[Required task] Gather the lines below that include the string "виды", copying each in full.

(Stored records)
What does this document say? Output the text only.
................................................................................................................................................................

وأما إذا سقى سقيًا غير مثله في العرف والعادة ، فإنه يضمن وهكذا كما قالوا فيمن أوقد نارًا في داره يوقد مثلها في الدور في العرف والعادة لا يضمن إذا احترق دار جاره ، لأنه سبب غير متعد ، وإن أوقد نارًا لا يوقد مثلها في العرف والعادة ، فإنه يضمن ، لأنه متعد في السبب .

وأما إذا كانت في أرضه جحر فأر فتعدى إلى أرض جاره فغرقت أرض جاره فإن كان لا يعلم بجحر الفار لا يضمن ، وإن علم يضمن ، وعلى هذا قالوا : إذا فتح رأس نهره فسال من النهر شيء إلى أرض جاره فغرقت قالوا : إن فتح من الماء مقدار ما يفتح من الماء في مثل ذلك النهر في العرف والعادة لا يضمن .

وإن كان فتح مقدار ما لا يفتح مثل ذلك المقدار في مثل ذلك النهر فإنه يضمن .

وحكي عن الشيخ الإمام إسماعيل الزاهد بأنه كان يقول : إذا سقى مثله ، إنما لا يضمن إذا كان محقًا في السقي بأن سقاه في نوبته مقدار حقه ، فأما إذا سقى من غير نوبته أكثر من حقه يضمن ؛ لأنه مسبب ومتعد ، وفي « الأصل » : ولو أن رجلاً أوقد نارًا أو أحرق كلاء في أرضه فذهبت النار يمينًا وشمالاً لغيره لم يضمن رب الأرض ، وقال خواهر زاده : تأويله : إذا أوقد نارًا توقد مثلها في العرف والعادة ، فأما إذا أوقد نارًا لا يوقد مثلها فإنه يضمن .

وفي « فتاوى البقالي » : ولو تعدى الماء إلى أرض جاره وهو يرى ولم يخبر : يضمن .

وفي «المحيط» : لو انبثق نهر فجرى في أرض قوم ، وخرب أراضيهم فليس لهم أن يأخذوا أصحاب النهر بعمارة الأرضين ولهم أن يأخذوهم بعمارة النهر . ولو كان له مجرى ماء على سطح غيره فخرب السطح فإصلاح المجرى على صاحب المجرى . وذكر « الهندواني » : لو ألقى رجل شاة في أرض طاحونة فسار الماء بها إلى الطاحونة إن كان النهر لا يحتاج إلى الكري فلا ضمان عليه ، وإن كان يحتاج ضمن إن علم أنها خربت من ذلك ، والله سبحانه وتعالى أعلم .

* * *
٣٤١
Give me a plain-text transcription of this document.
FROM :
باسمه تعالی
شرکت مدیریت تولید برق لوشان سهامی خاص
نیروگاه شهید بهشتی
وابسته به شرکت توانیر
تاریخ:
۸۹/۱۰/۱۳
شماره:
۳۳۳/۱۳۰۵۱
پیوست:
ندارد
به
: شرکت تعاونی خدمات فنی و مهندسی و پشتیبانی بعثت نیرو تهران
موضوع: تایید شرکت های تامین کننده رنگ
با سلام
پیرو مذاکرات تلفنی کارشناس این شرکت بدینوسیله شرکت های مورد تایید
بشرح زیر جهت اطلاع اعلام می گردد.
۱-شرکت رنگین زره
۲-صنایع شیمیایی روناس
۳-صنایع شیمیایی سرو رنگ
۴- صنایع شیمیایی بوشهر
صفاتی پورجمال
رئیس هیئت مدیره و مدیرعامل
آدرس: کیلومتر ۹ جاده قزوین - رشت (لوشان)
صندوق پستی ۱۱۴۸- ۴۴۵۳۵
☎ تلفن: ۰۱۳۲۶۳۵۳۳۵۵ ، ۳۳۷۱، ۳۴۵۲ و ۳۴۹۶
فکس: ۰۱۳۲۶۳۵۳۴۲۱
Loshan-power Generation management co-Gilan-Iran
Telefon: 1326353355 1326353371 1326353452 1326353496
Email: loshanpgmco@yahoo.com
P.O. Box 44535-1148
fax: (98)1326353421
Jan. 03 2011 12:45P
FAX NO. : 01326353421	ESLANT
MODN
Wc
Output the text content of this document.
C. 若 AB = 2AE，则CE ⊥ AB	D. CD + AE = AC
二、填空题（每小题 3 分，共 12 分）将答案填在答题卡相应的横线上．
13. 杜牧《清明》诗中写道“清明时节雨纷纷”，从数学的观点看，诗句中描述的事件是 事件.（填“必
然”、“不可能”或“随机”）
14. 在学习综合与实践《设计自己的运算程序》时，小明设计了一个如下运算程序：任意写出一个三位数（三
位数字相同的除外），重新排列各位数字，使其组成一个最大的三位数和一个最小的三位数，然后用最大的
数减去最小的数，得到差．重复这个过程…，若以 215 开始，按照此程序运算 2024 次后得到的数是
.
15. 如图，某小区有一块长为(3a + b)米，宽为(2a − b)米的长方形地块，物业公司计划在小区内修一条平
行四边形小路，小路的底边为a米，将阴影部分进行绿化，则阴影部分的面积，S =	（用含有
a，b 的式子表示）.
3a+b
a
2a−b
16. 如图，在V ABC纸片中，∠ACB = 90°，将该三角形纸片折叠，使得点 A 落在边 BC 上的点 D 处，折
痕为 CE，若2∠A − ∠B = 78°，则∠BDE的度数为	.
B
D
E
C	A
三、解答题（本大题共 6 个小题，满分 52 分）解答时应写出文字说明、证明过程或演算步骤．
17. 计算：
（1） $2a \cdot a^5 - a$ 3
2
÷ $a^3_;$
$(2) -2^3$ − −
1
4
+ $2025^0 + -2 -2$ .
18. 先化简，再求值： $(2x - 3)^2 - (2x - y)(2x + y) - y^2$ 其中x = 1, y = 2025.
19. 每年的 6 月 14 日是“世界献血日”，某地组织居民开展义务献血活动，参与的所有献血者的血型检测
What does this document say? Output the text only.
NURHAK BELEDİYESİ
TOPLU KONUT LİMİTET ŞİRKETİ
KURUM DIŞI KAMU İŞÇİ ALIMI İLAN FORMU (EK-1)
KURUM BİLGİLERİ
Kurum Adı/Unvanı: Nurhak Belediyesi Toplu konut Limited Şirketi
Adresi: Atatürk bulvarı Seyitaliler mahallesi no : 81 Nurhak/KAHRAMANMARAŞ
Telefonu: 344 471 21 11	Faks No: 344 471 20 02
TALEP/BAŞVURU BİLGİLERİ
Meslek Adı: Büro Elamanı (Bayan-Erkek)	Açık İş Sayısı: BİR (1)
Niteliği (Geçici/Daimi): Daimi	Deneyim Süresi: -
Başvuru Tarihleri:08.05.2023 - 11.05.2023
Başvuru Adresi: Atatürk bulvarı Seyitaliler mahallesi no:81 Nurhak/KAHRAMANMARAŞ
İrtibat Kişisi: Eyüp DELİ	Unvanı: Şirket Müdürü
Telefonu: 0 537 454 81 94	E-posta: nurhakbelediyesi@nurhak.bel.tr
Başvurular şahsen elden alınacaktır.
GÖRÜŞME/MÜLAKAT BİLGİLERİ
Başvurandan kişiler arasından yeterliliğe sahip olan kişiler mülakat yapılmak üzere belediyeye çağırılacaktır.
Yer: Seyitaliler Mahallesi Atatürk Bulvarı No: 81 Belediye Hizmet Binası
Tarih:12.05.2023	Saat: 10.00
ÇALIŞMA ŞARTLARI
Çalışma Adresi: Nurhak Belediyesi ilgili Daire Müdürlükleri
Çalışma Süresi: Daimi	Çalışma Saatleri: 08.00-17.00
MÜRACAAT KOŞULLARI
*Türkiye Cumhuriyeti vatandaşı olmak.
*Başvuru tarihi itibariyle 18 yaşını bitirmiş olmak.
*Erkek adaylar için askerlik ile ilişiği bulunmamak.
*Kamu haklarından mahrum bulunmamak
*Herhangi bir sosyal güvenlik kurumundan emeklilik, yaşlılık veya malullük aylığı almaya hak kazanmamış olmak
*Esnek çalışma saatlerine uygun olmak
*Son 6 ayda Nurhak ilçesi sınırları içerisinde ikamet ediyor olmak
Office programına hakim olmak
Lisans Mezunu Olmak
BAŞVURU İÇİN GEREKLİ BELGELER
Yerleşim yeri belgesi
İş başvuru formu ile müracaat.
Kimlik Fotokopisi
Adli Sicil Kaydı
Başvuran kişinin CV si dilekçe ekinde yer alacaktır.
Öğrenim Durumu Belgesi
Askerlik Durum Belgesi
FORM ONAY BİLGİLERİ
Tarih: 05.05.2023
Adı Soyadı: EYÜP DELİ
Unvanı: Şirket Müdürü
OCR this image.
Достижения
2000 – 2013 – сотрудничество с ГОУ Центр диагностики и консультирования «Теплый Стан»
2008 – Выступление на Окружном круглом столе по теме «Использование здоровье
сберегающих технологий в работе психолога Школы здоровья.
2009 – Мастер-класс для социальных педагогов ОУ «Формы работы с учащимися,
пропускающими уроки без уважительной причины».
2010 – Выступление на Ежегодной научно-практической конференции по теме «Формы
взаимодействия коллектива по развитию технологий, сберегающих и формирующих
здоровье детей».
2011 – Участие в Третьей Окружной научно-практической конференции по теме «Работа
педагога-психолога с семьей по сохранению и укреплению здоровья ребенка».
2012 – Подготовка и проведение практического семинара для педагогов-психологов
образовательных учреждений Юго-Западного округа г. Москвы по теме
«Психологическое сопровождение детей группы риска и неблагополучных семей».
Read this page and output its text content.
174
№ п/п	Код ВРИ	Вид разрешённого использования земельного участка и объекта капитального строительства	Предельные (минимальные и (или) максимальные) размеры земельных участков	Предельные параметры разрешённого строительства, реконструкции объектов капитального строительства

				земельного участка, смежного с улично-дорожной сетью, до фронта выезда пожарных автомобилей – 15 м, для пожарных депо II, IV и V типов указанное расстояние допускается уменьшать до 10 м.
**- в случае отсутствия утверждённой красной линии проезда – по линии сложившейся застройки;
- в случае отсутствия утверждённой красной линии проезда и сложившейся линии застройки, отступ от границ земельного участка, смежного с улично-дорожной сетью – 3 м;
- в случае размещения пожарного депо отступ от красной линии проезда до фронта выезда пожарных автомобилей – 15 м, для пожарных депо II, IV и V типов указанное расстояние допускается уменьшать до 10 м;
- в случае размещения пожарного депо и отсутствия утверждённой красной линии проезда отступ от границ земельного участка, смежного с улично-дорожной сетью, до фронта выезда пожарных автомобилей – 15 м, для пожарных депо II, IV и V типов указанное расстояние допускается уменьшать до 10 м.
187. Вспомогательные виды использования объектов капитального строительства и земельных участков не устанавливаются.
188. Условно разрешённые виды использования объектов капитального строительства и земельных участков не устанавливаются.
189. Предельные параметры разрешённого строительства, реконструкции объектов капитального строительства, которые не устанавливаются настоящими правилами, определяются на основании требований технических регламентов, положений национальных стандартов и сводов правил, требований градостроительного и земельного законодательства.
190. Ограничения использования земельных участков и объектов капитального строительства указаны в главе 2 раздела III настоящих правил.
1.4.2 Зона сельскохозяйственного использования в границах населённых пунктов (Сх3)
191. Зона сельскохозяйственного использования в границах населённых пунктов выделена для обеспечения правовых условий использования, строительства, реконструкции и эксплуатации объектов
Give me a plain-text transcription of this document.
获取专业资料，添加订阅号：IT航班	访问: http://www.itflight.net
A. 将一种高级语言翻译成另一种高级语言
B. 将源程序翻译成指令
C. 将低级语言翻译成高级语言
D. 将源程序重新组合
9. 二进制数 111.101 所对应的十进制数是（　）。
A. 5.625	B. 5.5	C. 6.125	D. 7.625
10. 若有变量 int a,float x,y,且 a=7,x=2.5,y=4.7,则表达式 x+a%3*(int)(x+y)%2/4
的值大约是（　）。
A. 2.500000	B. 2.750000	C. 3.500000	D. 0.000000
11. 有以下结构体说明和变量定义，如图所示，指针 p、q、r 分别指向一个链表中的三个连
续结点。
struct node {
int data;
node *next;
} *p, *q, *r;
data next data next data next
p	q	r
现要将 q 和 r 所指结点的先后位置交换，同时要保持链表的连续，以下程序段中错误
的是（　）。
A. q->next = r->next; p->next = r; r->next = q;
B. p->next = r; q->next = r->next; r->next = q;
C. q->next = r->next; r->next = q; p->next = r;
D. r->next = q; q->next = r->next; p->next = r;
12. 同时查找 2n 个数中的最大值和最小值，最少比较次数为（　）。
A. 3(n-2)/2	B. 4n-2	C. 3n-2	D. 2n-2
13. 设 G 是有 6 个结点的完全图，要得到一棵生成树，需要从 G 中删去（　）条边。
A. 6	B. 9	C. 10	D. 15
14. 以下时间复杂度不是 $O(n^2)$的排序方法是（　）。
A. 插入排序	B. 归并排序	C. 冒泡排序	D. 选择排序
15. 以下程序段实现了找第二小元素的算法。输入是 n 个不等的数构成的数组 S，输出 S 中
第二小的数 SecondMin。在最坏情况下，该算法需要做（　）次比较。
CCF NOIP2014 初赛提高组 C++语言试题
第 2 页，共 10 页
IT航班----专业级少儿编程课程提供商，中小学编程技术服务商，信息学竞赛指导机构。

[Answer to this task]
187. Вспомогательные виды использования объектов капитального строительства и земельных участков не устанавливаются.
188. Условно разрешённые виды использования объектов капитального строительства и земельных участков не устанавливаются.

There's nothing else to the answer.